§ **Short exercise**: From the entries below, list each line with "revenue".

[Data records]
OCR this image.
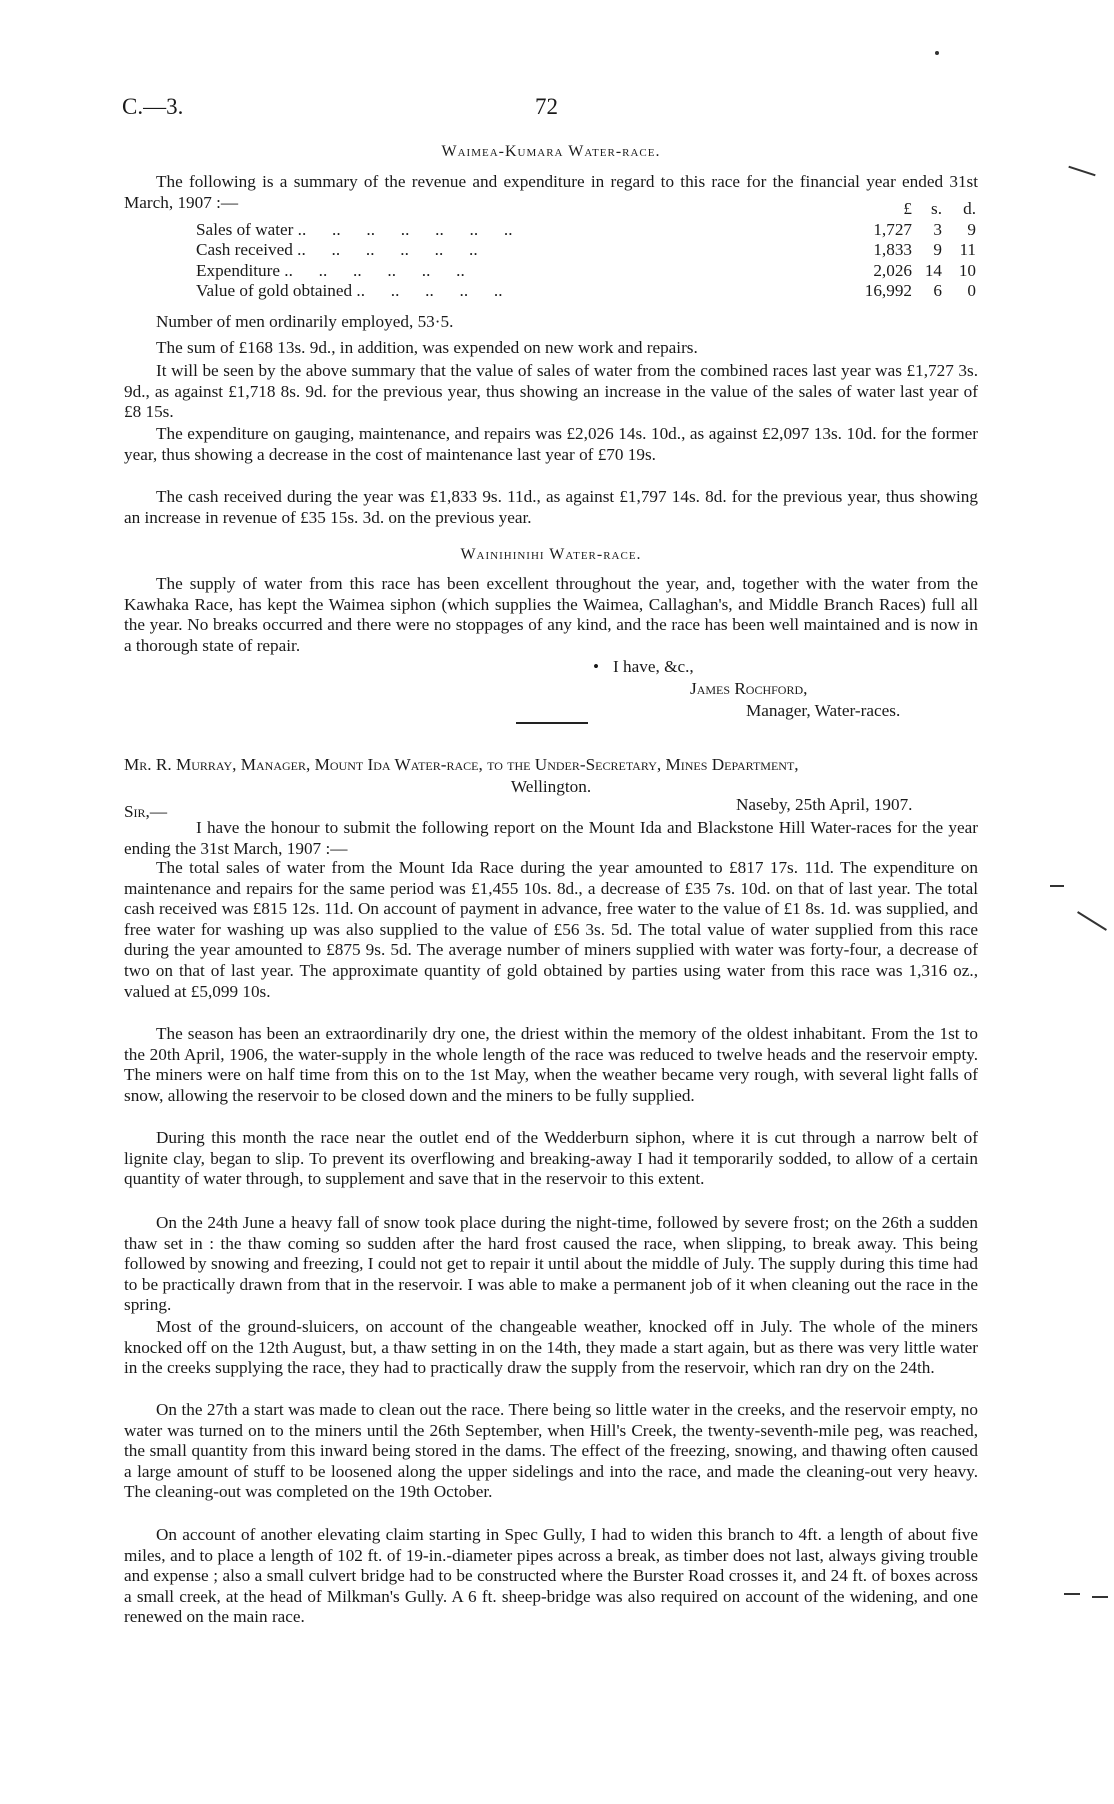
C.—3.	72
Waimea-Kumara Water-race.

The following is a summary of the revenue and expenditure in regard to this race for the financial year ended 31st March, 1907 :—	£	s.	d.
Sales of water ..      ..      ..      ..      ..      ..      ..	1,727	3	9
Cash received ..      ..      ..      ..      ..      ..	1,833	9	11
Expenditure ..      ..      ..      ..      ..      ..	2,026 14 10
Value of gold obtained ..      ..      ..      ..      ..	16,992	6	0

Number of men ordinarily employed, 53·5.

The sum of £168 13s. 9d., in addition, was expended on new work and repairs.

It will be seen by the above summary that the value of sales of water from the combined races last year was £1,727 3s. 9d., as against £1,718 8s. 9d. for the previous year, thus showing an increase in the value of the sales of water last year of £8 15s.

The expenditure on gauging, maintenance, and repairs was £2,026 14s. 10d., as against £2,097 13s. 10d. for the former year, thus showing a decrease in the cost of maintenance last year of £70 19s.

The cash received during the year was £1,833 9s. 11d., as against £1,797 14s. 8d. for the previous year, thus showing an increase in revenue of £35 15s. 3d. on the previous year.

Wainihinihi Water-race.

The supply of water from this race has been excellent throughout the year, and, together with the water from the Kawhaka Race, has kept the Waimea siphon (which supplies the Waimea, Callaghan's, and Middle Branch Races) full all the year. No breaks occurred and there were no stoppages of any kind, and the race has been well maintained and is now in a thorough state of repair.

• I have, &c.,
James Rochford,
Manager, Water-races.
Mr. R. Murray, Manager, Mount Ida Water-race, to the Under-Secretary, Mines Department,
Wellington.
Sir,—	Naseby, 25th April, 1907.

I have the honour to submit the following report on the Mount Ida and Blackstone Hill Water-races for the year ending the 31st March, 1907 :—

The total sales of water from the Mount Ida Race during the year amounted to £817 17s. 11d. The expenditure on maintenance and repairs for the same period was £1,455 10s. 8d., a decrease of £35 7s. 10d. on that of last year. The total cash received was £815 12s. 11d. On account of payment in advance, free water to the value of £1 8s. 1d. was supplied, and free water for washing up was also supplied to the value of £56 3s. 5d. The total value of water supplied from this race during the year amounted to £875 9s. 5d. The average number of miners supplied with water was forty-four, a decrease of two on that of last year. The approximate quantity of gold obtained by parties using water from this race was 1,316 oz., valued at £5,099 10s.

The season has been an extraordinarily dry one, the driest within the memory of the oldest inhabitant. From the 1st to the 20th April, 1906, the water-supply in the whole length of the race was reduced to twelve heads and the reservoir empty. The miners were on half time from this on to the 1st May, when the weather became very rough, with several light falls of snow, allowing the reservoir to be closed down and the miners to be fully supplied.

During this month the race near the outlet end of the Wedderburn siphon, where it is cut through a narrow belt of lignite clay, began to slip. To prevent its overflowing and breaking-away I had it temporarily sodded, to allow of a certain quantity of water through, to supplement and save that in the reservoir to this extent.

On the 24th June a heavy fall of snow took place during the night-time, followed by severe frost; on the 26th a sudden thaw set in : the thaw coming so sudden after the hard frost caused the race, when slipping, to break away. This being followed by snowing and freezing, I could not get to repair it until about the middle of July. The supply during this time had to be practically drawn from that in the reservoir. I was able to make a permanent job of it when cleaning out the race in the spring.

Most of the ground-sluicers, on account of the changeable weather, knocked off in July. The whole of the miners knocked off on the 12th August, but, a thaw setting in on the 14th, they made a start again, but as there was very little water in the creeks supplying the race, they had to practically draw the supply from the reservoir, which ran dry on the 24th.

On the 27th a start was made to clean out the race. There being so little water in the creeks, and the reservoir empty, no water was turned on to the miners until the 26th September, when Hill's Creek, the twenty-seventh-mile peg, was reached, the small quantity from this inward being stored in the dams. The effect of the freezing, snowing, and thawing often caused a large amount of stuff to be loosened along the upper sidelings and into the race, and made the cleaning-out very heavy. The cleaning-out was completed on the 19th October.

On account of another elevating claim starting in Spec Gully, I had to widen this branch to 4ft. a length of about five miles, and to place a length of 102 ft. of 19-in.-diameter pipes across a break, as timber does not last, always giving trouble and expense ; also a small culvert bridge had to be constructed where the Burster Road crosses it, and 24 ft. of boxes across a small creek, at the head of Milkman's Gully. A 6 ft. sheep-bridge was also required on account of the widening, and one renewed on the main race.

§ **Task response**:
The following is a summary of the revenue and expenditure in regard to this race for the financial year ended 31st March, 1907 :—	£	s.	d.
The cash received during the year was £1,833 9s. 11d., as against £1,797 14s. 8d. for the previous year, thus showing an increase in revenue of £35 15s. 3d. on the previous year.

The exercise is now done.